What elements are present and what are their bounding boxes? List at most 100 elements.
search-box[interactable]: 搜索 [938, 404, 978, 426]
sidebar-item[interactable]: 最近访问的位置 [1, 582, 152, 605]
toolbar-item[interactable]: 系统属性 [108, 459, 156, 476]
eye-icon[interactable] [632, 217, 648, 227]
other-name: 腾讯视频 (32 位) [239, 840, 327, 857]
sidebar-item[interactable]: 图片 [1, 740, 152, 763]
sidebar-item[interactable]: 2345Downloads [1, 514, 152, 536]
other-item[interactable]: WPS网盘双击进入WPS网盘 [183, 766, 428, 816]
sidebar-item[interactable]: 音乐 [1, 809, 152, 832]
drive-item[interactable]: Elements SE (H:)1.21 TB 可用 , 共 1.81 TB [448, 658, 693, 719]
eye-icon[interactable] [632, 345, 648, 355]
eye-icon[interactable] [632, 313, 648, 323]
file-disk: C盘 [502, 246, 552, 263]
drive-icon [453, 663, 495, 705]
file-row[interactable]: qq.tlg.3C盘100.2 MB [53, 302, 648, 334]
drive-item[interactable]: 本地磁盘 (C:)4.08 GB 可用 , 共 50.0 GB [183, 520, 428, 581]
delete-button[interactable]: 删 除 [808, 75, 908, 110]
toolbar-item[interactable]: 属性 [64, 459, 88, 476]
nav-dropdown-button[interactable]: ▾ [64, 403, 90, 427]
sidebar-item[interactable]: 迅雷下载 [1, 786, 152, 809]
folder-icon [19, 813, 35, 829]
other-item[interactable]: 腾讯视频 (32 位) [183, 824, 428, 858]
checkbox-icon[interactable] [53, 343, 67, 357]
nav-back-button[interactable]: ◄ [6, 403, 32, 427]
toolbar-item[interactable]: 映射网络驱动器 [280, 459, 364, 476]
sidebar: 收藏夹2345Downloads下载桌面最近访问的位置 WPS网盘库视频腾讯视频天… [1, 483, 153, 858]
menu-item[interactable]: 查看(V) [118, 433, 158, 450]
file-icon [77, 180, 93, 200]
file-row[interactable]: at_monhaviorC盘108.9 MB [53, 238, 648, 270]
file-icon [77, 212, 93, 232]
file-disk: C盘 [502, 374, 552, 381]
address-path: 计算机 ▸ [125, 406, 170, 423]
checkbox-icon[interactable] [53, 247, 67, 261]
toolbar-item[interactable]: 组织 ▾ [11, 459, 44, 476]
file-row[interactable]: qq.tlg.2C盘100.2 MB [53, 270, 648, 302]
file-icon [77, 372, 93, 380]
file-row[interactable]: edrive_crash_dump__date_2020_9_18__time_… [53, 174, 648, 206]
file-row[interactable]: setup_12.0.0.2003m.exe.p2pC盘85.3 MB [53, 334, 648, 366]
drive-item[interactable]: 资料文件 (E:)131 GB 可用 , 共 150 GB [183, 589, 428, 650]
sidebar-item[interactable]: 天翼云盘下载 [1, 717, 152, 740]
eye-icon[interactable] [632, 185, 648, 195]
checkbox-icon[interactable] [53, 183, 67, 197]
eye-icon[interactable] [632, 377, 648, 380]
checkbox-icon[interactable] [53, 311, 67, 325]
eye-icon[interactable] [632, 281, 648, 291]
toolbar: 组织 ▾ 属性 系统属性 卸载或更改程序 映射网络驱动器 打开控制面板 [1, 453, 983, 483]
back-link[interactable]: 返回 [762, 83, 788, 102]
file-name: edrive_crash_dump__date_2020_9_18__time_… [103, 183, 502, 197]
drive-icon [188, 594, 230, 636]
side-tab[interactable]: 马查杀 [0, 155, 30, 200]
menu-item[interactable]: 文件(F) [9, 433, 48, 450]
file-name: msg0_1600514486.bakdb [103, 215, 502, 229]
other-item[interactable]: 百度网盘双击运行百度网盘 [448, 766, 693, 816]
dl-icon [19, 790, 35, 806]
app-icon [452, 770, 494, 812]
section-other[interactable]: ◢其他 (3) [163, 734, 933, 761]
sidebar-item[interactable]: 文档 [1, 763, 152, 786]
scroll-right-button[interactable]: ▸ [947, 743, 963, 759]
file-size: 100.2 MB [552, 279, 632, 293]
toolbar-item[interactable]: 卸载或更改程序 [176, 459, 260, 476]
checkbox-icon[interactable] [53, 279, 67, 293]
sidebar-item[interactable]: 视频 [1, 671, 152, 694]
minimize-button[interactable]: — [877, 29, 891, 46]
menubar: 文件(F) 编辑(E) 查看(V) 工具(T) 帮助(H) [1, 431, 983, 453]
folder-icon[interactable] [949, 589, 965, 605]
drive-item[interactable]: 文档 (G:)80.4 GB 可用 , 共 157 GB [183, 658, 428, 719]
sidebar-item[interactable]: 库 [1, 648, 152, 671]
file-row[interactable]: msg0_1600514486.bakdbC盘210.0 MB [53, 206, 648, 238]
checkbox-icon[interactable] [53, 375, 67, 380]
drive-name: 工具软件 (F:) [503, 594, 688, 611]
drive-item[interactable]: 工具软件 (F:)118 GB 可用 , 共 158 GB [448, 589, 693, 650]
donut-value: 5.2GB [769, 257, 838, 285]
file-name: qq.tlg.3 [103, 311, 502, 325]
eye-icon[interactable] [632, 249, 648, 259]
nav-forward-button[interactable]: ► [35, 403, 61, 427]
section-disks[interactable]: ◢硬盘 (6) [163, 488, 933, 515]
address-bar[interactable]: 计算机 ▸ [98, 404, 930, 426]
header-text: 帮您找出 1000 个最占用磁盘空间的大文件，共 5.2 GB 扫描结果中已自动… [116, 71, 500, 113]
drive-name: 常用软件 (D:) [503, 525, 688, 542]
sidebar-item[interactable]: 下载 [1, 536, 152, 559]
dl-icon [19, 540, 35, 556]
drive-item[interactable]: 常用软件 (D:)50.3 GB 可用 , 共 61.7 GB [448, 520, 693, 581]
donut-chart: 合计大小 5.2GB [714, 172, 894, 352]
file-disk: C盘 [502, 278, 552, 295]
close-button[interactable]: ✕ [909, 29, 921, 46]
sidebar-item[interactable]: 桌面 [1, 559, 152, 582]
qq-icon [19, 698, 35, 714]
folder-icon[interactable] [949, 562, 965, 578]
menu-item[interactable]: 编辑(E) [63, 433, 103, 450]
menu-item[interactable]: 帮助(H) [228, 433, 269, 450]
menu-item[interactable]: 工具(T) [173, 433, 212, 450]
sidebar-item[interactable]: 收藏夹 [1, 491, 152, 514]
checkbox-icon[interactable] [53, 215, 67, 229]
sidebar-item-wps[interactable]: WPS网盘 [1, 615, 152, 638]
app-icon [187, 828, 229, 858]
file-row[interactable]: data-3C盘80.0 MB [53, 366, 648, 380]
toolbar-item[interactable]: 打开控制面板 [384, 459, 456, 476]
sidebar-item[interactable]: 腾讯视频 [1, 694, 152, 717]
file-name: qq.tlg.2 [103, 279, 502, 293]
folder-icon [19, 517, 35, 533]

========================================================================

Instructions for the task: Can you copy every row above word for word, with nothing changed or left out?

Reply to the exercise:
What elements are present and what are their bounding boxes? List at most 100 elements.
search-box[interactable]: 搜索 [938, 404, 978, 426]
sidebar-item[interactable]: 最近访问的位置 [1, 582, 152, 605]
toolbar-item[interactable]: 系统属性 [108, 459, 156, 476]
eye-icon[interactable] [632, 217, 648, 227]
other-name: 腾讯视频 (32 位) [239, 840, 327, 857]
sidebar-item[interactable]: 图片 [1, 740, 152, 763]
sidebar-item[interactable]: 2345Downloads [1, 514, 152, 536]
other-item[interactable]: WPS网盘双击进入WPS网盘 [183, 766, 428, 816]
sidebar-item[interactable]: 音乐 [1, 809, 152, 832]
drive-item[interactable]: Elements SE (H:)1.21 TB 可用 , 共 1.81 TB [448, 658, 693, 719]
eye-icon[interactable] [632, 345, 648, 355]
eye-icon[interactable] [632, 313, 648, 323]
file-disk: C盘 [502, 246, 552, 263]
drive-icon [453, 663, 495, 705]
file-row[interactable]: qq.tlg.3C盘100.2 MB [53, 302, 648, 334]
drive-item[interactable]: 本地磁盘 (C:)4.08 GB 可用 , 共 50.0 GB [183, 520, 428, 581]
delete-button[interactable]: 删 除 [808, 75, 908, 110]
toolbar-item[interactable]: 属性 [64, 459, 88, 476]
nav-dropdown-button[interactable]: ▾ [64, 403, 90, 427]
sidebar-item[interactable]: 迅雷下载 [1, 786, 152, 809]
folder-icon [19, 813, 35, 829]
other-item[interactable]: 腾讯视频 (32 位) [183, 824, 428, 858]
checkbox-icon[interactable] [53, 343, 67, 357]
nav-back-button[interactable]: ◄ [6, 403, 32, 427]
toolbar-item[interactable]: 映射网络驱动器 [280, 459, 364, 476]
sidebar: 收藏夹2345Downloads下载桌面最近访问的位置 WPS网盘库视频腾讯视频天… [1, 483, 153, 858]
menu-item[interactable]: 查看(V) [118, 433, 158, 450]
file-icon [77, 180, 93, 200]
file-row[interactable]: at_monhaviorC盘108.9 MB [53, 238, 648, 270]
file-icon [77, 212, 93, 232]
file-disk: C盘 [502, 374, 552, 381]
address-path: 计算机 ▸ [125, 406, 170, 423]
checkbox-icon[interactable] [53, 247, 67, 261]
toolbar-item[interactable]: 组织 ▾ [11, 459, 44, 476]
file-row[interactable]: qq.tlg.2C盘100.2 MB [53, 270, 648, 302]
file-icon [77, 372, 93, 380]
file-row[interactable]: edrive_crash_dump__date_2020_9_18__time_… [53, 174, 648, 206]
file-row[interactable]: setup_12.0.0.2003m.exe.p2pC盘85.3 MB [53, 334, 648, 366]
drive-item[interactable]: 资料文件 (E:)131 GB 可用 , 共 150 GB [183, 589, 428, 650]
sidebar-item[interactable]: 天翼云盘下载 [1, 717, 152, 740]
eye-icon[interactable] [632, 185, 648, 195]
checkbox-icon[interactable] [53, 183, 67, 197]
eye-icon[interactable] [632, 377, 648, 380]
checkbox-icon[interactable] [53, 311, 67, 325]
eye-icon[interactable] [632, 281, 648, 291]
toolbar: 组织 ▾ 属性 系统属性 卸载或更改程序 映射网络驱动器 打开控制面板 [1, 453, 983, 483]
back-link[interactable]: 返回 [762, 83, 788, 102]
file-name: edrive_crash_dump__date_2020_9_18__time_… [103, 183, 502, 197]
drive-icon [188, 594, 230, 636]
side-tab[interactable]: 马查杀 [0, 155, 30, 200]
menu-item[interactable]: 文件(F) [9, 433, 48, 450]
file-name: msg0_1600514486.bakdb [103, 215, 502, 229]
other-item[interactable]: 百度网盘双击运行百度网盘 [448, 766, 693, 816]
dl-icon [19, 790, 35, 806]
app-icon [452, 770, 494, 812]
section-other[interactable]: ◢其他 (3) [163, 734, 933, 761]
sidebar-item[interactable]: 文档 [1, 763, 152, 786]
scroll-right-button[interactable]: ▸ [947, 743, 963, 759]
file-size: 100.2 MB [552, 279, 632, 293]
toolbar-item[interactable]: 卸载或更改程序 [176, 459, 260, 476]
checkbox-icon[interactable] [53, 279, 67, 293]
sidebar-item[interactable]: 视频 [1, 671, 152, 694]
minimize-button[interactable]: — [877, 29, 891, 46]
menubar: 文件(F) 编辑(E) 查看(V) 工具(T) 帮助(H) [1, 431, 983, 453]
folder-icon[interactable] [949, 589, 965, 605]
drive-item[interactable]: 文档 (G:)80.4 GB 可用 , 共 157 GB [183, 658, 428, 719]
sidebar-item[interactable]: 库 [1, 648, 152, 671]
file-row[interactable]: msg0_1600514486.bakdbC盘210.0 MB [53, 206, 648, 238]
checkbox-icon[interactable] [53, 375, 67, 380]
drive-name: 工具软件 (F:) [503, 594, 688, 611]
drive-item[interactable]: 工具软件 (F:)118 GB 可用 , 共 158 GB [448, 589, 693, 650]
donut-value: 5.2GB [769, 257, 838, 285]
file-name: qq.tlg.3 [103, 311, 502, 325]
eye-icon[interactable] [632, 249, 648, 259]
nav-forward-button[interactable]: ► [35, 403, 61, 427]
section-disks[interactable]: ◢硬盘 (6) [163, 488, 933, 515]
address-bar[interactable]: 计算机 ▸ [98, 404, 930, 426]
header-text: 帮您找出 1000 个最占用磁盘空间的大文件，共 5.2 GB 扫描结果中已自动… [116, 71, 500, 113]
drive-name: 常用软件 (D:) [503, 525, 688, 542]
sidebar-item[interactable]: 下载 [1, 536, 152, 559]
dl-icon [19, 540, 35, 556]
drive-item[interactable]: 常用软件 (D:)50.3 GB 可用 , 共 61.7 GB [448, 520, 693, 581]
donut-chart: 合计大小 5.2GB [714, 172, 894, 352]
file-disk: C盘 [502, 278, 552, 295]
close-button[interactable]: ✕ [909, 29, 921, 46]
sidebar-item[interactable]: 桌面 [1, 559, 152, 582]
qq-icon [19, 698, 35, 714]
folder-icon[interactable] [949, 562, 965, 578]
menu-item[interactable]: 编辑(E) [63, 433, 103, 450]
menu-item[interactable]: 帮助(H) [228, 433, 269, 450]
menu-item[interactable]: 工具(T) [173, 433, 212, 450]
sidebar-item[interactable]: 收藏夹 [1, 491, 152, 514]
checkbox-icon[interactable] [53, 215, 67, 229]
sidebar-item-wps[interactable]: WPS网盘 [1, 615, 152, 638]
app-icon [187, 828, 229, 858]
file-row[interactable]: data-3C盘80.0 MB [53, 366, 648, 380]
toolbar-item[interactable]: 打开控制面板 [384, 459, 456, 476]
sidebar-item[interactable]: 腾讯视频 [1, 694, 152, 717]
file-name: qq.tlg.2 [103, 279, 502, 293]
folder-icon [19, 517, 35, 533]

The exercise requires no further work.